** EXERCISE GOAL **
Reproduce the listing below word for word, with no pictures.

** EXCERPTED RECORDS **
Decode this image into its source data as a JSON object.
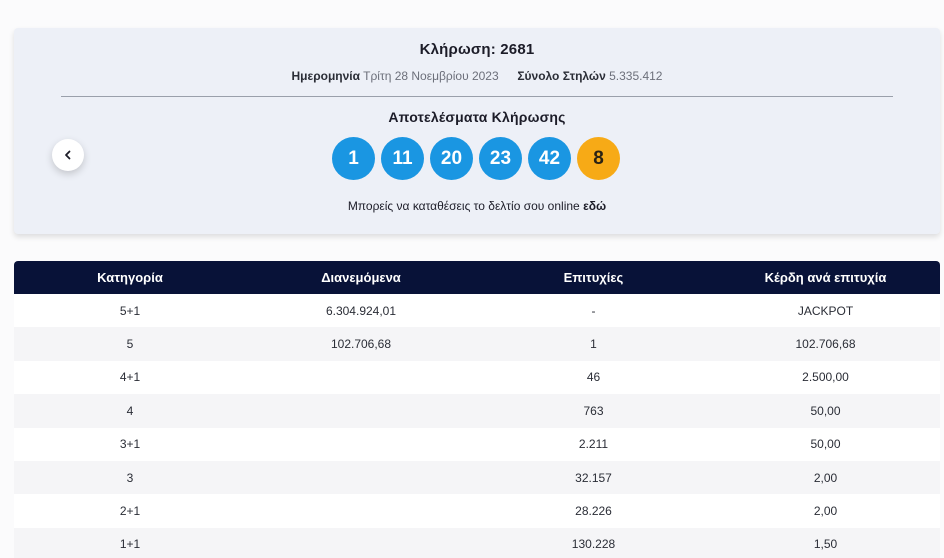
{
  "draw": {
    "title": "Κλήρωση: 2681",
    "date_label": "Ημερομηνία",
    "date_value": "Τρίτη 28 Νοεμβρίου 2023",
    "total_label": "Σύνολο Στηλών",
    "total_value": "5.335.412",
    "results_title": "Αποτελέσματα Κλήρωσης",
    "numbers": [
      "1",
      "11",
      "20",
      "23",
      "42"
    ],
    "bonus": "8",
    "online_text": "Μπορείς να καταθέσεις το δελτίο σου online",
    "online_link": "εδώ"
  },
  "colors": {
    "ball": "#1a96e2",
    "bonus_ball": "#f7aa16",
    "table_header": "#081238"
  },
  "table": {
    "headers": [
      "Κατηγορία",
      "Διανεμόμενα",
      "Επιτυχίες",
      "Κέρδη ανά επιτυχία"
    ],
    "rows": [
      [
        "5+1",
        "6.304.924,01",
        "-",
        "JACKPOT"
      ],
      [
        "5",
        "102.706,68",
        "1",
        "102.706,68"
      ],
      [
        "4+1",
        "",
        "46",
        "2.500,00"
      ],
      [
        "4",
        "",
        "763",
        "50,00"
      ],
      [
        "3+1",
        "",
        "2.211",
        "50,00"
      ],
      [
        "3",
        "",
        "32.157",
        "2,00"
      ],
      [
        "2+1",
        "",
        "28.226",
        "2,00"
      ],
      [
        "1+1",
        "",
        "130.228",
        "1,50"
      ]
    ]
  }
}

** WRITTEN SOLUTION **
Decode this image into its source data as a JSON object.
{
  "draw": {
    "title": "Κλήρωση: 2681",
    "date_label": "Ημερομηνία",
    "date_value": "Τρίτη 28 Νοεμβρίου 2023",
    "total_label": "Σύνολο Στηλών",
    "total_value": "5.335.412",
    "results_title": "Αποτελέσματα Κλήρωσης",
    "numbers": [
      "1",
      "11",
      "20",
      "23",
      "42"
    ],
    "bonus": "8",
    "online_text": "Μπορείς να καταθέσεις το δελτίο σου online",
    "online_link": "εδώ"
  },
  "colors": {
    "ball": "#1a96e2",
    "bonus_ball": "#f7aa16",
    "table_header": "#081238"
  },
  "table": {
    "headers": [
      "Κατηγορία",
      "Διανεμόμενα",
      "Επιτυχίες",
      "Κέρδη ανά επιτυχία"
    ],
    "rows": [
      [
        "5+1",
        "6.304.924,01",
        "-",
        "JACKPOT"
      ],
      [
        "5",
        "102.706,68",
        "1",
        "102.706,68"
      ],
      [
        "4+1",
        "",
        "46",
        "2.500,00"
      ],
      [
        "4",
        "",
        "763",
        "50,00"
      ],
      [
        "3+1",
        "",
        "2.211",
        "50,00"
      ],
      [
        "3",
        "",
        "32.157",
        "2,00"
      ],
      [
        "2+1",
        "",
        "28.226",
        "2,00"
      ],
      [
        "1+1",
        "",
        "130.228",
        "1,50"
      ]
    ]
  }
}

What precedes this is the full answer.